** Supplied data **
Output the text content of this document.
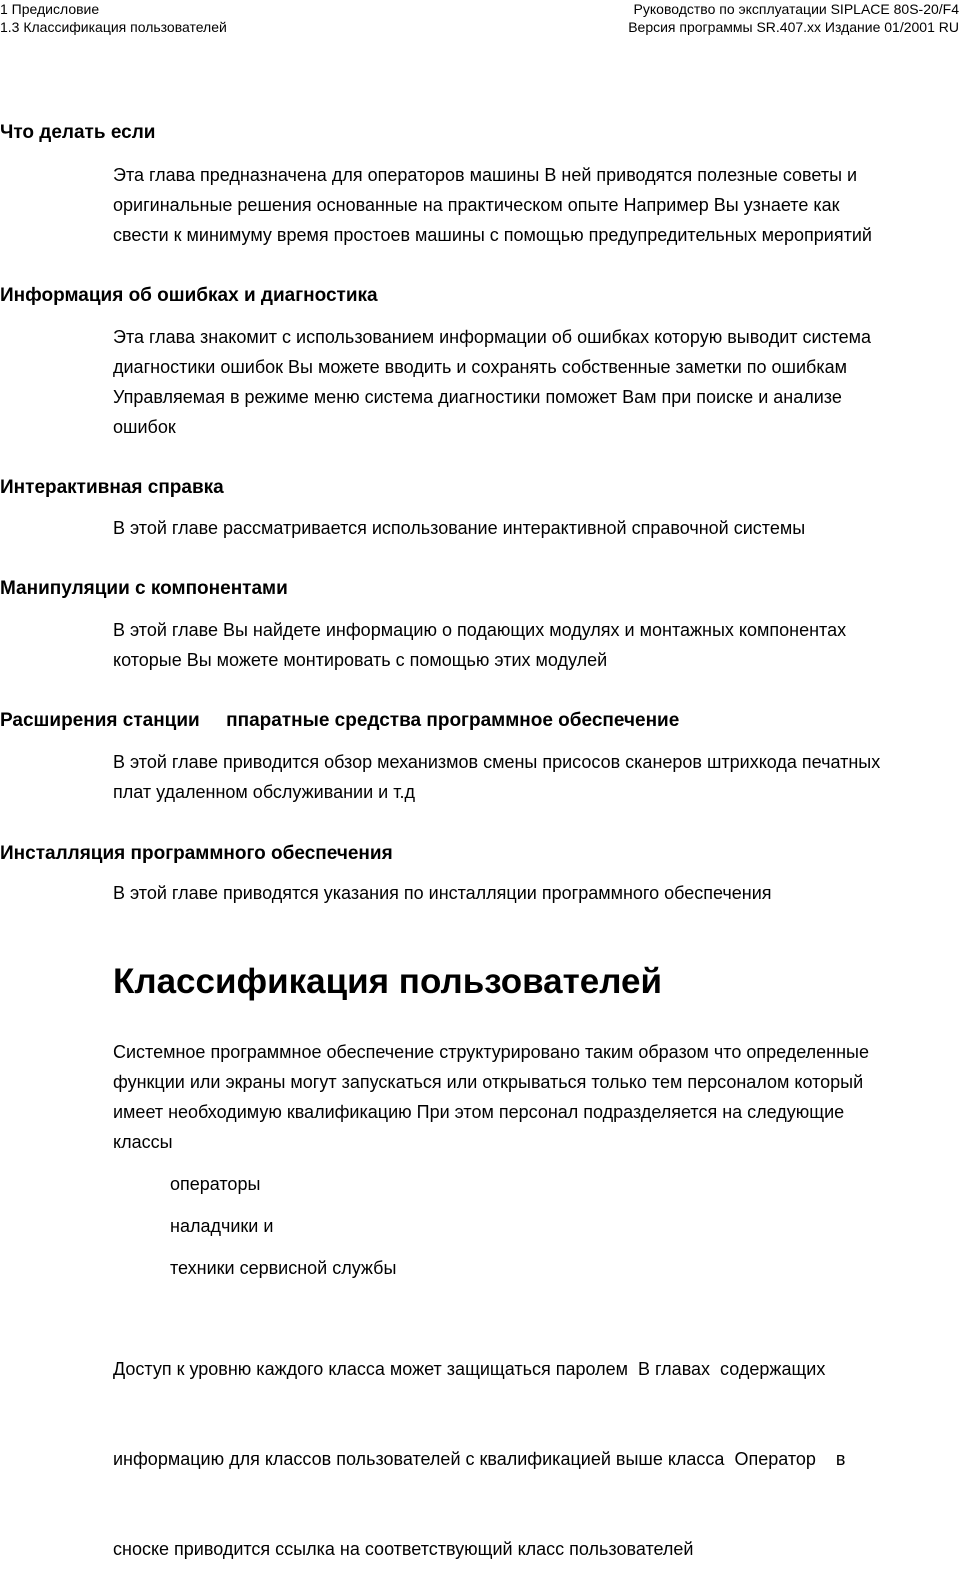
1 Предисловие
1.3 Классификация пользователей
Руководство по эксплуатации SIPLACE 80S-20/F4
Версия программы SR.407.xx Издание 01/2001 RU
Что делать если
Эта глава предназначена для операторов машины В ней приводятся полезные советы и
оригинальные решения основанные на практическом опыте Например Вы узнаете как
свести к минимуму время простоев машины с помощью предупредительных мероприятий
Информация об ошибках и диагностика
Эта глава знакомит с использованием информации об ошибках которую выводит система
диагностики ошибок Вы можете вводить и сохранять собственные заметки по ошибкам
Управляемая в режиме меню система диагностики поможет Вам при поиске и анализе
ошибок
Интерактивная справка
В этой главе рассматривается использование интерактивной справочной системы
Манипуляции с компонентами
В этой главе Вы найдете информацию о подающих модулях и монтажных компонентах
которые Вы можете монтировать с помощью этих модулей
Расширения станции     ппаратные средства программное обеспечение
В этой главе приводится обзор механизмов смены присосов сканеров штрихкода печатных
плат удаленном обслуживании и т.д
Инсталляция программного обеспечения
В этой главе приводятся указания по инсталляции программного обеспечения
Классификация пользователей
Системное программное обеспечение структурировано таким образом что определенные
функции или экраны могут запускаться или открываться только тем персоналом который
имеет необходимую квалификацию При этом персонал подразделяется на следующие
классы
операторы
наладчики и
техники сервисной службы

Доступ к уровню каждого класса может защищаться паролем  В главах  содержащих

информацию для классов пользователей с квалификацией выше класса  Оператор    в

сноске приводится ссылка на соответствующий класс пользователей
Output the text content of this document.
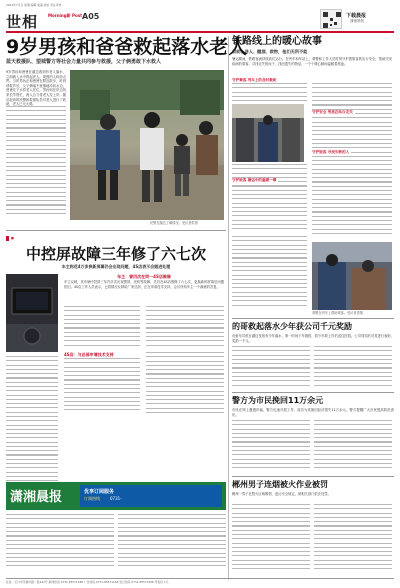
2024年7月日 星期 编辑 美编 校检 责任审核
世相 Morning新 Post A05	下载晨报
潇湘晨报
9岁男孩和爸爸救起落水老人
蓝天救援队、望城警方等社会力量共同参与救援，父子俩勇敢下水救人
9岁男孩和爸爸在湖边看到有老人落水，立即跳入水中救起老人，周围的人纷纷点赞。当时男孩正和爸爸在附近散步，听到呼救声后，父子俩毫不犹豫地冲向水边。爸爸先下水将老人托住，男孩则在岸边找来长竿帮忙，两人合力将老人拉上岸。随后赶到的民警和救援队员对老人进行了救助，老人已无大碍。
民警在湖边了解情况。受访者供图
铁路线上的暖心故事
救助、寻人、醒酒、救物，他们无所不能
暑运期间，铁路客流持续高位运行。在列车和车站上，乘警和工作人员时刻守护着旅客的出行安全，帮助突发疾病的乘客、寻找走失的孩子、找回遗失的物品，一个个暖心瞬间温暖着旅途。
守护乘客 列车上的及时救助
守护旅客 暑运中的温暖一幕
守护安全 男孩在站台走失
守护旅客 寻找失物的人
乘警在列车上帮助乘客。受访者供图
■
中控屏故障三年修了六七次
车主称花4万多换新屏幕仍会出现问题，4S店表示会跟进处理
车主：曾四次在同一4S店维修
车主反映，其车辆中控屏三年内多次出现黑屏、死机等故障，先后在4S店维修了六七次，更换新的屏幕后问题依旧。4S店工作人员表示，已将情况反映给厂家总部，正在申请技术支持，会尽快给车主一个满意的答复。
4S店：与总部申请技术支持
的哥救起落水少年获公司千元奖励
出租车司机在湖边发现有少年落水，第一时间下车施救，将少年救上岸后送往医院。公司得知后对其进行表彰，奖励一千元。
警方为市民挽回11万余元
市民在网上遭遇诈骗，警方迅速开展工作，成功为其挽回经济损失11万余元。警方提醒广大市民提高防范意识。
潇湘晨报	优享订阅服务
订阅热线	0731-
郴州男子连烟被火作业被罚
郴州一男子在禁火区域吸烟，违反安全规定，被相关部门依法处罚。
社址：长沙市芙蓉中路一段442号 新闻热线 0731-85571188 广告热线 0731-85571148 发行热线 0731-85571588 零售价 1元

** What is being asked **
Write out each line of the data exactly; the images should be left out.

** Exercise response **
Output the text content of this document.
1 Предисловие
1.3 Классификация пользователей
Руководство по эксплуатации SIPLACE 80S-20/F4
Версия программы SR.407.xx Издание 01/2001 RU
Что делать если
Эта глава предназначена для операторов машины В ней приводятся полезные советы и
оригинальные решения основанные на практическом опыте Например Вы узнаете как
свести к минимуму время простоев машины с помощью предупредительных мероприятий
Информация об ошибках и диагностика
Эта глава знакомит с использованием информации об ошибках которую выводит система
диагностики ошибок Вы можете вводить и сохранять собственные заметки по ошибкам
Управляемая в режиме меню система диагностики поможет Вам при поиске и анализе
ошибок
Интерактивная справка
В этой главе рассматривается использование интерактивной справочной системы
Манипуляции с компонентами
В этой главе Вы найдете информацию о подающих модулях и монтажных компонентах
которые Вы можете монтировать с помощью этих модулей
Расширения станции     ппаратные средства программное обеспечение
В этой главе приводится обзор механизмов смены присосов сканеров штрихкода печатных
плат удаленном обслуживании и т.д
Инсталляция программного обеспечения
В этой главе приводятся указания по инсталляции программного обеспечения
Классификация пользователей
Системное программное обеспечение структурировано таким образом что определенные
функции или экраны могут запускаться или открываться только тем персоналом который
имеет необходимую квалификацию При этом персонал подразделяется на следующие
классы
операторы
наладчики и
техники сервисной службы

Доступ к уровню каждого класса может защищаться паролем  В главах  содержащих

информацию для классов пользователей с квалификацией выше класса  Оператор    в

сноске приводится ссылка на соответствующий класс пользователей
Output the text content of this document.
2024年7月日 星期 编辑 美编 校检 责任审核
世相 Morning新 Post A05	下载晨报
潇湘晨报
9岁男孩和爸爸救起落水老人
蓝天救援队、望城警方等社会力量共同参与救援，父子俩勇敢下水救人
9岁男孩和爸爸在湖边看到有老人落水，立即跳入水中救起老人，周围的人纷纷点赞。当时男孩正和爸爸在附近散步，听到呼救声后，父子俩毫不犹豫地冲向水边。爸爸先下水将老人托住，男孩则在岸边找来长竿帮忙，两人合力将老人拉上岸。随后赶到的民警和救援队员对老人进行了救助，老人已无大碍。
民警在湖边了解情况。受访者供图
铁路线上的暖心故事
救助、寻人、醒酒、救物，他们无所不能
暑运期间，铁路客流持续高位运行。在列车和车站上，乘警和工作人员时刻守护着旅客的出行安全，帮助突发疾病的乘客、寻找走失的孩子、找回遗失的物品，一个个暖心瞬间温暖着旅途。
守护乘客 列车上的及时救助
守护旅客 暑运中的温暖一幕
守护安全 男孩在站台走失
守护旅客 寻找失物的人
乘警在列车上帮助乘客。受访者供图
■
中控屏故障三年修了六七次
车主称花4万多换新屏幕仍会出现问题，4S店表示会跟进处理
车主：曾四次在同一4S店维修
车主反映，其车辆中控屏三年内多次出现黑屏、死机等故障，先后在4S店维修了六七次，更换新的屏幕后问题依旧。4S店工作人员表示，已将情况反映给厂家总部，正在申请技术支持，会尽快给车主一个满意的答复。
4S店：与总部申请技术支持
的哥救起落水少年获公司千元奖励
出租车司机在湖边发现有少年落水，第一时间下车施救，将少年救上岸后送往医院。公司得知后对其进行表彰，奖励一千元。
警方为市民挽回11万余元
市民在网上遭遇诈骗，警方迅速开展工作，成功为其挽回经济损失11万余元。警方提醒广大市民提高防范意识。
潇湘晨报	优享订阅服务
订阅热线	0731-
郴州男子连烟被火作业被罚
郴州一男子在禁火区域吸烟，违反安全规定，被相关部门依法处罚。
社址：长沙市芙蓉中路一段442号 新闻热线 0731-85571188 广告热线 0731-85571148 发行热线 0731-85571588 零售价 1元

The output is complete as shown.